◆ Work to do
Transcribe all of the material below word for word and leave out its pictures.

◆ The records
#####
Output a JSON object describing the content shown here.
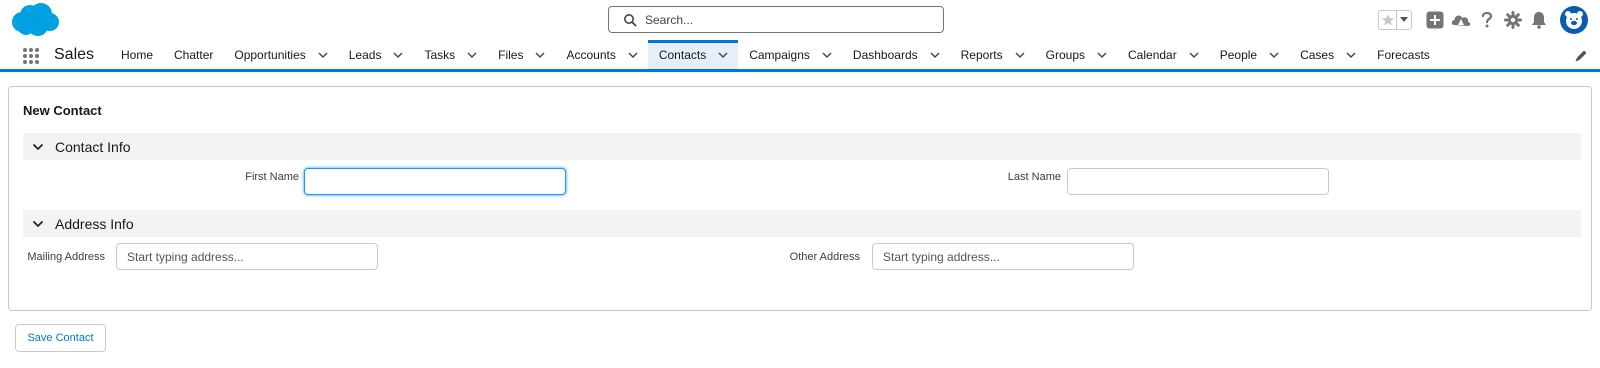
{
  "header": {
    "search_placeholder": "Search...",
    "icons": [
      "salesforce-cloud-logo",
      "favorite-star-icon",
      "favorites-dropdown-icon",
      "global-actions-plus-icon",
      "trailhead-icon",
      "help-icon",
      "setup-gear-icon",
      "notifications-bell-icon",
      "user-avatar"
    ]
  },
  "nav": {
    "app_name": "Sales",
    "items": [
      {
        "label": "Home",
        "has_menu": false,
        "active": false
      },
      {
        "label": "Chatter",
        "has_menu": false,
        "active": false
      },
      {
        "label": "Opportunities",
        "has_menu": true,
        "active": false
      },
      {
        "label": "Leads",
        "has_menu": true,
        "active": false
      },
      {
        "label": "Tasks",
        "has_menu": true,
        "active": false
      },
      {
        "label": "Files",
        "has_menu": true,
        "active": false
      },
      {
        "label": "Accounts",
        "has_menu": true,
        "active": false
      },
      {
        "label": "Contacts",
        "has_menu": true,
        "active": true
      },
      {
        "label": "Campaigns",
        "has_menu": true,
        "active": false
      },
      {
        "label": "Dashboards",
        "has_menu": true,
        "active": false
      },
      {
        "label": "Reports",
        "has_menu": true,
        "active": false
      },
      {
        "label": "Groups",
        "has_menu": true,
        "active": false
      },
      {
        "label": "Calendar",
        "has_menu": true,
        "active": false
      },
      {
        "label": "People",
        "has_menu": true,
        "active": false
      },
      {
        "label": "Cases",
        "has_menu": true,
        "active": false
      },
      {
        "label": "Forecasts",
        "has_menu": false,
        "active": false
      }
    ]
  },
  "form": {
    "title": "New Contact",
    "contact_section": {
      "title": "Contact Info",
      "first_name_label": "First Name",
      "first_name_value": "",
      "last_name_label": "Last Name",
      "last_name_value": ""
    },
    "address_section": {
      "title": "Address Info",
      "mailing_label": "Mailing Address",
      "mailing_placeholder": "Start typing address...",
      "other_label": "Other Address",
      "other_placeholder": "Start typing address..."
    },
    "save_label": "Save Contact"
  },
  "colors": {
    "brand_blue": "#0176d3",
    "logo_blue": "#00a1e0",
    "active_tab_bg": "#e6eff9",
    "section_bg": "#f3f3f3",
    "focus_ring": "#1b96ff"
  }
}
#####
◆ Output below
Output a JSON object describing the content shown here.
{
  "header": {
    "search_placeholder": "Search...",
    "icons": [
      "salesforce-cloud-logo",
      "favorite-star-icon",
      "favorites-dropdown-icon",
      "global-actions-plus-icon",
      "trailhead-icon",
      "help-icon",
      "setup-gear-icon",
      "notifications-bell-icon",
      "user-avatar"
    ]
  },
  "nav": {
    "app_name": "Sales",
    "items": [
      {
        "label": "Home",
        "has_menu": false,
        "active": false
      },
      {
        "label": "Chatter",
        "has_menu": false,
        "active": false
      },
      {
        "label": "Opportunities",
        "has_menu": true,
        "active": false
      },
      {
        "label": "Leads",
        "has_menu": true,
        "active": false
      },
      {
        "label": "Tasks",
        "has_menu": true,
        "active": false
      },
      {
        "label": "Files",
        "has_menu": true,
        "active": false
      },
      {
        "label": "Accounts",
        "has_menu": true,
        "active": false
      },
      {
        "label": "Contacts",
        "has_menu": true,
        "active": true
      },
      {
        "label": "Campaigns",
        "has_menu": true,
        "active": false
      },
      {
        "label": "Dashboards",
        "has_menu": true,
        "active": false
      },
      {
        "label": "Reports",
        "has_menu": true,
        "active": false
      },
      {
        "label": "Groups",
        "has_menu": true,
        "active": false
      },
      {
        "label": "Calendar",
        "has_menu": true,
        "active": false
      },
      {
        "label": "People",
        "has_menu": true,
        "active": false
      },
      {
        "label": "Cases",
        "has_menu": true,
        "active": false
      },
      {
        "label": "Forecasts",
        "has_menu": false,
        "active": false
      }
    ]
  },
  "form": {
    "title": "New Contact",
    "contact_section": {
      "title": "Contact Info",
      "first_name_label": "First Name",
      "first_name_value": "",
      "last_name_label": "Last Name",
      "last_name_value": ""
    },
    "address_section": {
      "title": "Address Info",
      "mailing_label": "Mailing Address",
      "mailing_placeholder": "Start typing address...",
      "other_label": "Other Address",
      "other_placeholder": "Start typing address..."
    },
    "save_label": "Save Contact"
  },
  "colors": {
    "brand_blue": "#0176d3",
    "logo_blue": "#00a1e0",
    "active_tab_bg": "#e6eff9",
    "section_bg": "#f3f3f3",
    "focus_ring": "#1b96ff"
  }
}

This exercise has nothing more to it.